▶ _WHAT IS ASKED_
Write the entries out again exactly as they stand, but without the pictures.
start
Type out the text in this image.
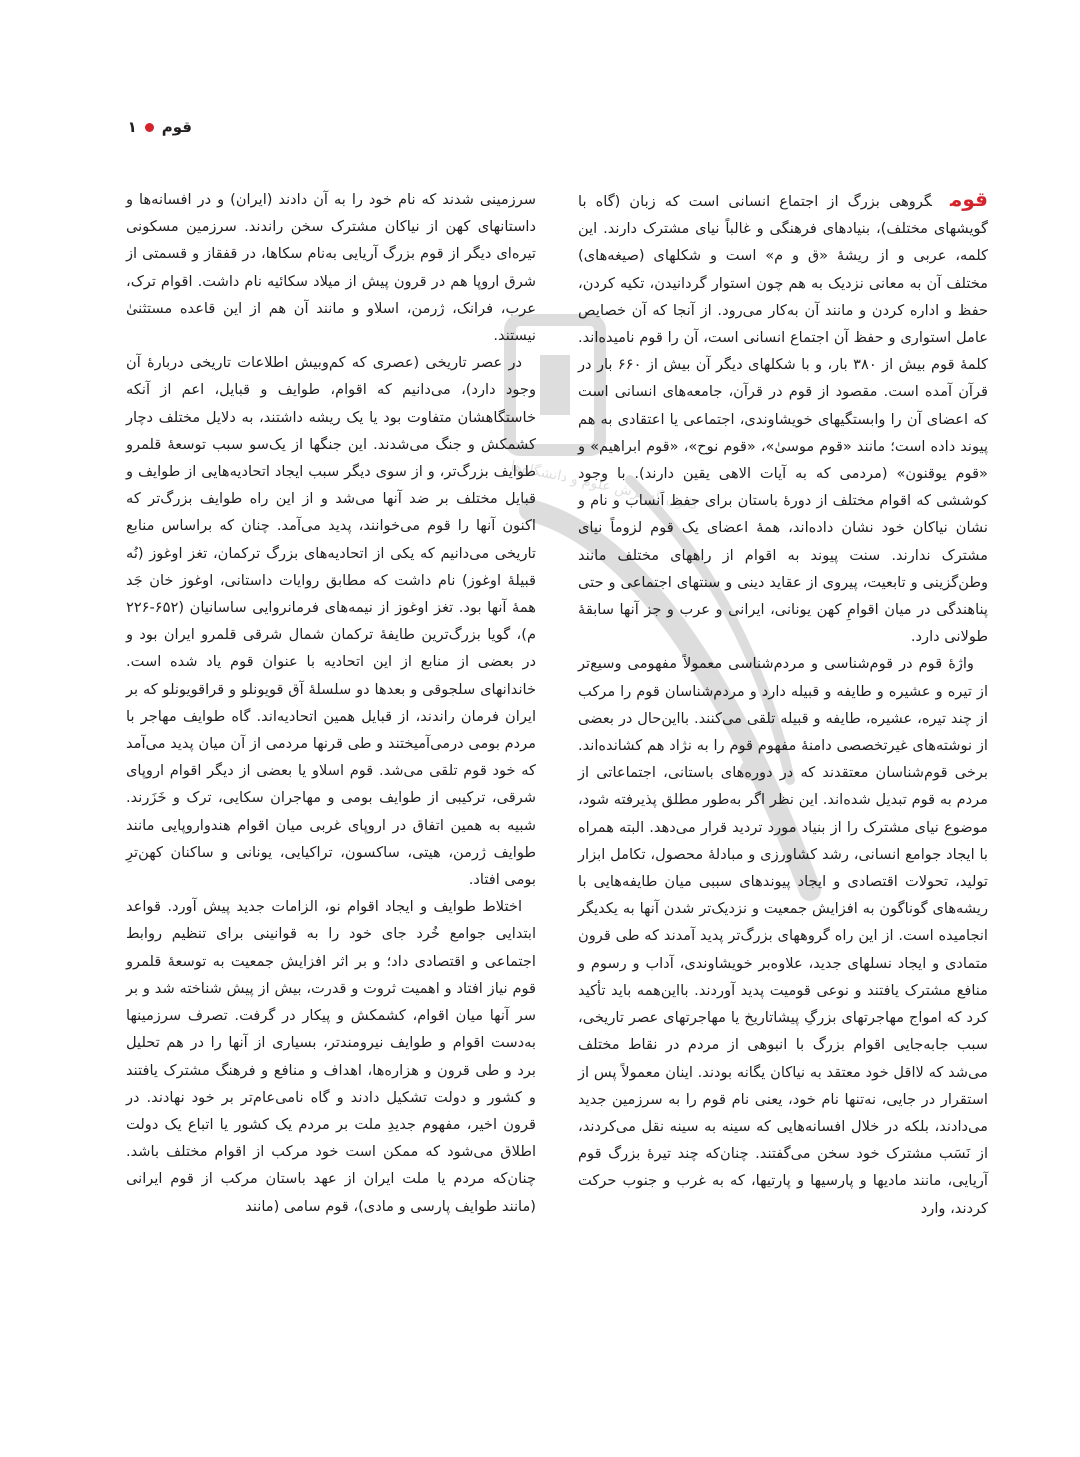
قوم
۱

قومگروهی بزرگ از اجتماع انسانی است که زبان (گاه با گویشهای مختلف)، بنیادهای فرهنگی و غالباً نیای مشترک دارند. این کلمه، عربی و از ریشهٔ «ق و م» است و شکلهای (صیغه‌های) مختلف آن به معانی نزدیک به هم چون استوار گردانیدن، تکیه کردن، حفظ و اداره کردن و مانند آن به‌کار می‌رود. از آنجا که آن خصایص عامل استواری و حفظ آن اجتماع انسانی است، آن را قوم نامیده‌اند. کلمهٔ قوم بیش از ۳۸۰ بار، و با شکلهای دیگر آن بیش از ۶۶۰ بار در قرآن آمده است. مقصود از قوم در قرآن، جامعه‌های انسانی است که اعضای آن را وابستگیهای خویشاوندی، اجتماعی یا اعتقادی به هم پیوند داده است؛ مانند «قوم موسیٰ»، «قوم نوح»، «قوم ابراهیم» و «قوم یوقنون» (مردمی که به آیات الاهی یقین دارند). با وجود کوششی که اقوام مختلف از دورهٔ باستان برای حفظ اَنساب و نام و نشان نیاکان خود نشان داده‌اند، همهٔ اعضای یک قوم لزوماً نیای مشترک ندارند. سنت پیوند به اقوام از راههای مختلف مانند وطن‌گزینی و تابعیت، پیروی از عقاید دینی و سنتهای اجتماعی و حتی پناهندگی در میان اقوامِ کهن یونانی، ایرانی و عرب و جز آنها سابقهٔ طولانی دارد.

واژهٔ قوم در قوم‌شناسی و مردم‌شناسی معمولاً مفهومی وسیع‌تر از تیره و عشیره و طایفه و قبیله دارد و مردم‌شناسان قوم را مرکب از چند تیره، عشیره، طایفه و قبیله تلقی می‌کنند. بااین‌حال در بعضی از نوشته‌های غیرتخصصی دامنهٔ مفهوم قوم را به نژاد هم کشانده‌اند. برخی قوم‌شناسان معتقدند که در دوره‌های باستانی، اجتماعاتی از مردم به قوم تبدیل شده‌اند. این نظر اگر به‌طور مطلق پذیرفته شود، موضوع نیای مشترک را از بنیاد مورد تردید قرار می‌دهد. البته همراه با ایجاد جوامع انسانی، رشد کشاورزی و مبادلهٔ محصول، تکامل ابزار تولید، تحولات اقتصادی و ایجاد پیوندهای سببی میان طایفه‌هایی با ریشه‌های گوناگون به افزایش جمعیت و نزدیک‌تر شدن آنها به یکدیگر انجامیده است. از این راه گروههای بزرگ‌تر پدید آمدند که طی قرون متمادی و ایجاد نسلهای جدید، علاوه‌بر خویشاوندی، آداب و رسوم و منافع مشترک یافتند و نوعی قومیت پدید آوردند. بااین‌همه باید تأکید کرد که امواج مهاجرتهای بزرگِ پیشاتاریخ یا مهاجرتهای عصر تاریخی، سبب جابه‌جایی اقوام بزرگ با انبوهی از مردم در نقاط مختلف می‌شد که لااقل خود معتقد به نیاکان یگانه بودند. اینان معمولاً پس از استقرار در جایی، نه‌تنها نام خود، یعنی نام قوم را به سرزمین جدید می‌دادند، بلکه در خلال افسانه‌هایی که سینه به سینه نقل می‌کردند، از نَسَب مشترک خود سخن می‌گفتند. چنان‌که چند تیرهٔ بزرگ قوم آریایی، مانند مادیها و پارسیها و پارتیها، که به غرب و جنوب حرکت کردند، وارد

سرزمینی شدند که نام خود را به آن دادند (ایران) و در افسانه‌ها و داستانهای کهن از نیاکان مشترک سخن راندند. سرزمین مسکونی تیره‌ای دیگر از قوم بزرگ آریایی به‌نام سکاها، در قفقاز و قسمتی از شرق اروپا هم در قرون پیش از میلاد سکائیه نام داشت. اقوام ترک، عرب، فرانک، ژرمن، اسلاو و مانند آن هم از این قاعده مستثنیٰ نیستند.

در عصر تاریخی (عصری که کم‌وبیش اطلاعات تاریخی دربارهٔ آن وجود دارد)، می‌دانیم که اقوام، طوایف و قبایل، اعم از آنکه خاستگاهشان متفاوت بود یا یک ریشه داشتند، به دلایل مختلف دچار کشمکش و جنگ می‌شدند. این جنگها از یک‌سو سبب توسعهٔ قلمرو طوایف بزرگ‌تر، و از سوی دیگر سبب ایجاد اتحادیه‌هایی از طوایف و قبایل مختلف بر ضد آنها می‌شد و از این راه طوایف بزرگ‌تر که اکنون آنها را قوم می‌خوانند، پدید می‌آمد. چنان که براساس منابع تاریخی می‌دانیم که یکی از اتحادیه‌های بزرگ ترکمان، تغز اوغوز (نُه قبیلهٔ اوغوز) نام داشت که مطابق روایات داستانی، اوغوز خان جَد همهٔ آنها بود. تغز اوغوز از نیمه‌های فرمانروایی ساسانیان (۶۵۲-۲۲۶ م)، گویا بزرگ‌ترین طایفهٔ ترکمان شمال شرقی قلمرو ایران بود و در بعضی از منابع از این اتحادیه با عنوان قوم یاد شده است. خاندانهای سلجوقی و بعدها دو سلسلهٔ آق قویونلو و قراقویونلو که بر ایران فرمان راندند، از قبایل همین اتحادیه‌اند. گاه طوایف مهاجر با مردم بومی درمی‌آمیختند و طی قرنها مردمی از آن میان پدید می‌آمد که خود قوم تلقی می‌شد. قوم اسلاو یا بعضی از دیگر اقوام اروپای شرقی، ترکیبی از طوایف بومی و مهاجران سکایی، ترک و خَزَرند. شبیه به همین اتفاق در اروپای غربی میان اقوام هندواروپایی مانند طوایف ژرمن، هیتی، ساکسون، تراکیایی، یونانی و ساکنان کهن‌ترِ بومی افتاد.

اختلاط طوایف و ایجاد اقوام نو، الزامات جدید پیش آورد. قواعد ابتدایی جوامع خُرد جای خود را به قوانینی برای تنظیم روابط اجتماعی و اقتصادی داد؛ و بر اثر افزایش جمعیت به توسعهٔ قلمرو قوم نیاز افتاد و اهمیت ثروت و قدرت، بیش از پیش شناخته شد و بر سر آنها میان اقوام، کشمکش و پیکار در گرفت. تصرف سرزمینها به‌دست اقوام و طوایف نیرومندتر، بسیاری از آنها را در هم تحلیل برد و طی قرون و هزاره‌ها، اهداف و منافع و فرهنگ مشترک یافتند و کشور و دولت تشکیل دادند و گاه نامی‌عام‌تر بر خود نهادند. در قرون اخیر، مفهوم جدیدِ ملت بر مردم یک کشور یا اتباع یک دولت اطلاق می‌شود که ممکن است خود مرکب از اقوام مختلف باشد. چنان‌که مردم یا ملت ایران از عهد باستان مرکب از قوم ایرانی (مانند طوایف پارسی و مادی)، قوم سامی (مانند

کانون گسترش علوم و دانشگاه‌ها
end
▶ _WORKED ANSWER_
Type out the text in this image.
قوم
۱

قومگروهی بزرگ از اجتماع انسانی است که زبان (گاه با گویشهای مختلف)، بنیادهای فرهنگی و غالباً نیای مشترک دارند. این کلمه، عربی و از ریشهٔ «ق و م» است و شکلهای (صیغه‌های) مختلف آن به معانی نزدیک به هم چون استوار گردانیدن، تکیه کردن، حفظ و اداره کردن و مانند آن به‌کار می‌رود. از آنجا که آن خصایص عامل استواری و حفظ آن اجتماع انسانی است، آن را قوم نامیده‌اند. کلمهٔ قوم بیش از ۳۸۰ بار، و با شکلهای دیگر آن بیش از ۶۶۰ بار در قرآن آمده است. مقصود از قوم در قرآن، جامعه‌های انسانی است که اعضای آن را وابستگیهای خویشاوندی، اجتماعی یا اعتقادی به هم پیوند داده است؛ مانند «قوم موسیٰ»، «قوم نوح»، «قوم ابراهیم» و «قوم یوقنون» (مردمی که به آیات الاهی یقین دارند). با وجود کوششی که اقوام مختلف از دورهٔ باستان برای حفظ اَنساب و نام و نشان نیاکان خود نشان داده‌اند، همهٔ اعضای یک قوم لزوماً نیای مشترک ندارند. سنت پیوند به اقوام از راههای مختلف مانند وطن‌گزینی و تابعیت، پیروی از عقاید دینی و سنتهای اجتماعی و حتی پناهندگی در میان اقوامِ کهن یونانی، ایرانی و عرب و جز آنها سابقهٔ طولانی دارد.

واژهٔ قوم در قوم‌شناسی و مردم‌شناسی معمولاً مفهومی وسیع‌تر از تیره و عشیره و طایفه و قبیله دارد و مردم‌شناسان قوم را مرکب از چند تیره، عشیره، طایفه و قبیله تلقی می‌کنند. بااین‌حال در بعضی از نوشته‌های غیرتخصصی دامنهٔ مفهوم قوم را به نژاد هم کشانده‌اند. برخی قوم‌شناسان معتقدند که در دوره‌های باستانی، اجتماعاتی از مردم به قوم تبدیل شده‌اند. این نظر اگر به‌طور مطلق پذیرفته شود، موضوع نیای مشترک را از بنیاد مورد تردید قرار می‌دهد. البته همراه با ایجاد جوامع انسانی، رشد کشاورزی و مبادلهٔ محصول، تکامل ابزار تولید، تحولات اقتصادی و ایجاد پیوندهای سببی میان طایفه‌هایی با ریشه‌های گوناگون به افزایش جمعیت و نزدیک‌تر شدن آنها به یکدیگر انجامیده است. از این راه گروههای بزرگ‌تر پدید آمدند که طی قرون متمادی و ایجاد نسلهای جدید، علاوه‌بر خویشاوندی، آداب و رسوم و منافع مشترک یافتند و نوعی قومیت پدید آوردند. بااین‌همه باید تأکید کرد که امواج مهاجرتهای بزرگِ پیشاتاریخ یا مهاجرتهای عصر تاریخی، سبب جابه‌جایی اقوام بزرگ با انبوهی از مردم در نقاط مختلف می‌شد که لااقل خود معتقد به نیاکان یگانه بودند. اینان معمولاً پس از استقرار در جایی، نه‌تنها نام خود، یعنی نام قوم را به سرزمین جدید می‌دادند، بلکه در خلال افسانه‌هایی که سینه به سینه نقل می‌کردند، از نَسَب مشترک خود سخن می‌گفتند. چنان‌که چند تیرهٔ بزرگ قوم آریایی، مانند مادیها و پارسیها و پارتیها، که به غرب و جنوب حرکت کردند، وارد

سرزمینی شدند که نام خود را به آن دادند (ایران) و در افسانه‌ها و داستانهای کهن از نیاکان مشترک سخن راندند. سرزمین مسکونی تیره‌ای دیگر از قوم بزرگ آریایی به‌نام سکاها، در قفقاز و قسمتی از شرق اروپا هم در قرون پیش از میلاد سکائیه نام داشت. اقوام ترک، عرب، فرانک، ژرمن، اسلاو و مانند آن هم از این قاعده مستثنیٰ نیستند.

در عصر تاریخی (عصری که کم‌وبیش اطلاعات تاریخی دربارهٔ آن وجود دارد)، می‌دانیم که اقوام، طوایف و قبایل، اعم از آنکه خاستگاهشان متفاوت بود یا یک ریشه داشتند، به دلایل مختلف دچار کشمکش و جنگ می‌شدند. این جنگها از یک‌سو سبب توسعهٔ قلمرو طوایف بزرگ‌تر، و از سوی دیگر سبب ایجاد اتحادیه‌هایی از طوایف و قبایل مختلف بر ضد آنها می‌شد و از این راه طوایف بزرگ‌تر که اکنون آنها را قوم می‌خوانند، پدید می‌آمد. چنان که براساس منابع تاریخی می‌دانیم که یکی از اتحادیه‌های بزرگ ترکمان، تغز اوغوز (نُه قبیلهٔ اوغوز) نام داشت که مطابق روایات داستانی، اوغوز خان جَد همهٔ آنها بود. تغز اوغوز از نیمه‌های فرمانروایی ساسانیان (۶۵۲-۲۲۶ م)، گویا بزرگ‌ترین طایفهٔ ترکمان شمال شرقی قلمرو ایران بود و در بعضی از منابع از این اتحادیه با عنوان قوم یاد شده است. خاندانهای سلجوقی و بعدها دو سلسلهٔ آق قویونلو و قراقویونلو که بر ایران فرمان راندند، از قبایل همین اتحادیه‌اند. گاه طوایف مهاجر با مردم بومی درمی‌آمیختند و طی قرنها مردمی از آن میان پدید می‌آمد که خود قوم تلقی می‌شد. قوم اسلاو یا بعضی از دیگر اقوام اروپای شرقی، ترکیبی از طوایف بومی و مهاجران سکایی، ترک و خَزَرند. شبیه به همین اتفاق در اروپای غربی میان اقوام هندواروپایی مانند طوایف ژرمن، هیتی، ساکسون، تراکیایی، یونانی و ساکنان کهن‌ترِ بومی افتاد.

اختلاط طوایف و ایجاد اقوام نو، الزامات جدید پیش آورد. قواعد ابتدایی جوامع خُرد جای خود را به قوانینی برای تنظیم روابط اجتماعی و اقتصادی داد؛ و بر اثر افزایش جمعیت به توسعهٔ قلمرو قوم نیاز افتاد و اهمیت ثروت و قدرت، بیش از پیش شناخته شد و بر سر آنها میان اقوام، کشمکش و پیکار در گرفت. تصرف سرزمینها به‌دست اقوام و طوایف نیرومندتر، بسیاری از آنها را در هم تحلیل برد و طی قرون و هزاره‌ها، اهداف و منافع و فرهنگ مشترک یافتند و کشور و دولت تشکیل دادند و گاه نامی‌عام‌تر بر خود نهادند. در قرون اخیر، مفهوم جدیدِ ملت بر مردم یک کشور یا اتباع یک دولت اطلاق می‌شود که ممکن است خود مرکب از اقوام مختلف باشد. چنان‌که مردم یا ملت ایران از عهد باستان مرکب از قوم ایرانی (مانند طوایف پارسی و مادی)، قوم سامی (مانند

کانون گسترش علوم و دانشگاه‌ها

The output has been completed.